--- Start DATA SHOWN ---

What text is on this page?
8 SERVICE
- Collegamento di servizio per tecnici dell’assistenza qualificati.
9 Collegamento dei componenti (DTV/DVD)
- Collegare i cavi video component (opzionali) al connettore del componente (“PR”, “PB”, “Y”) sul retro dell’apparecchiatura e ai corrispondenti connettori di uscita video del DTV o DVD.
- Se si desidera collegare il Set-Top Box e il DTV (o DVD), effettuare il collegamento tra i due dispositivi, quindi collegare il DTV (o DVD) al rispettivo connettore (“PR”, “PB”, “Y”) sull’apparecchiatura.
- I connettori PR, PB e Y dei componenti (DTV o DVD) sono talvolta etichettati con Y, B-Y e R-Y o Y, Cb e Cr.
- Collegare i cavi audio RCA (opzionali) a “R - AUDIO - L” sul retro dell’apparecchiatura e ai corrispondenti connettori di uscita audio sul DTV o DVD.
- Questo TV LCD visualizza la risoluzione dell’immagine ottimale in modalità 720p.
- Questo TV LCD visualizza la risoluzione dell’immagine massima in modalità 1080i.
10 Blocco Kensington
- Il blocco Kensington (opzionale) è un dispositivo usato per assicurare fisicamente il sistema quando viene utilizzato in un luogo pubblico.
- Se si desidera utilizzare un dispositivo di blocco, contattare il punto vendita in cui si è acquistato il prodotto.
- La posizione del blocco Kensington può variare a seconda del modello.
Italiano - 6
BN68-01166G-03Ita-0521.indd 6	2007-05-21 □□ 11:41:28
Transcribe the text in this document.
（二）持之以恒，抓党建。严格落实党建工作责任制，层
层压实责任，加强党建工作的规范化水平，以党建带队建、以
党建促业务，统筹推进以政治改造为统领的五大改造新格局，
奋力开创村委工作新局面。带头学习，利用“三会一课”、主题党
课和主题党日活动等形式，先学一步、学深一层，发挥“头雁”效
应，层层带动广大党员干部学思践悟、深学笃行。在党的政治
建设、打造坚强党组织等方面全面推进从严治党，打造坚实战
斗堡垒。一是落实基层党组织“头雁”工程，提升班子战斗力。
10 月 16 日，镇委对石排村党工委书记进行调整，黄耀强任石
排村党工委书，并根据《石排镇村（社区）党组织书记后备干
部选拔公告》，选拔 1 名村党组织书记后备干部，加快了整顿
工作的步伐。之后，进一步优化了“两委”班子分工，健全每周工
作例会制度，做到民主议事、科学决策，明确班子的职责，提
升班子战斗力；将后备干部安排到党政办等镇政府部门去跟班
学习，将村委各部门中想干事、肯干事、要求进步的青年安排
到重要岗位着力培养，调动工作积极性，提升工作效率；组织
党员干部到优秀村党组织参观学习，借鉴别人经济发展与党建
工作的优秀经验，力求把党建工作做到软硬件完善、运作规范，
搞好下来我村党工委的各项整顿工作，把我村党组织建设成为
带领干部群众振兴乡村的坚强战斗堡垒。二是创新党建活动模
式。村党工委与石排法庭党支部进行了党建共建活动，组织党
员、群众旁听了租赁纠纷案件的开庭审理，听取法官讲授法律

--- End DATA SHOWN ---

*REQUEST*
Copy all of the data. Keep every word exactly as it is.

*THE RESPONSE*
What text is on this page?
8 SERVICE
- Collegamento di servizio per tecnici dell’assistenza qualificati.
9 Collegamento dei componenti (DTV/DVD)
- Collegare i cavi video component (opzionali) al connettore del componente (“PR”, “PB”, “Y”) sul retro dell’apparecchiatura e ai corrispondenti connettori di uscita video del DTV o DVD.
- Se si desidera collegare il Set-Top Box e il DTV (o DVD), effettuare il collegamento tra i due dispositivi, quindi collegare il DTV (o DVD) al rispettivo connettore (“PR”, “PB”, “Y”) sull’apparecchiatura.
- I connettori PR, PB e Y dei componenti (DTV o DVD) sono talvolta etichettati con Y, B-Y e R-Y o Y, Cb e Cr.
- Collegare i cavi audio RCA (opzionali) a “R - AUDIO - L” sul retro dell’apparecchiatura e ai corrispondenti connettori di uscita audio sul DTV o DVD.
- Questo TV LCD visualizza la risoluzione dell’immagine ottimale in modalità 720p.
- Questo TV LCD visualizza la risoluzione dell’immagine massima in modalità 1080i.
10 Blocco Kensington
- Il blocco Kensington (opzionale) è un dispositivo usato per assicurare fisicamente il sistema quando viene utilizzato in un luogo pubblico.
- Se si desidera utilizzare un dispositivo di blocco, contattare il punto vendita in cui si è acquistato il prodotto.
- La posizione del blocco Kensington può variare a seconda del modello.
Italiano - 6
BN68-01166G-03Ita-0521.indd 6	2007-05-21 □□ 11:41:28
Transcribe the text in this document.
（二）持之以恒，抓党建。严格落实党建工作责任制，层
层压实责任，加强党建工作的规范化水平，以党建带队建、以
党建促业务，统筹推进以政治改造为统领的五大改造新格局，
奋力开创村委工作新局面。带头学习，利用“三会一课”、主题党
课和主题党日活动等形式，先学一步、学深一层，发挥“头雁”效
应，层层带动广大党员干部学思践悟、深学笃行。在党的政治
建设、打造坚强党组织等方面全面推进从严治党，打造坚实战
斗堡垒。一是落实基层党组织“头雁”工程，提升班子战斗力。
10 月 16 日，镇委对石排村党工委书记进行调整，黄耀强任石
排村党工委书，并根据《石排镇村（社区）党组织书记后备干
部选拔公告》，选拔 1 名村党组织书记后备干部，加快了整顿
工作的步伐。之后，进一步优化了“两委”班子分工，健全每周工
作例会制度，做到民主议事、科学决策，明确班子的职责，提
升班子战斗力；将后备干部安排到党政办等镇政府部门去跟班
学习，将村委各部门中想干事、肯干事、要求进步的青年安排
到重要岗位着力培养，调动工作积极性，提升工作效率；组织
党员干部到优秀村党组织参观学习，借鉴别人经济发展与党建
工作的优秀经验，力求把党建工作做到软硬件完善、运作规范，
搞好下来我村党工委的各项整顿工作，把我村党组织建设成为
带领干部群众振兴乡村的坚强战斗堡垒。二是创新党建活动模
式。村党工委与石排法庭党支部进行了党建共建活动，组织党
员、群众旁听了租赁纠纷案件的开庭审理，听取法官讲授法律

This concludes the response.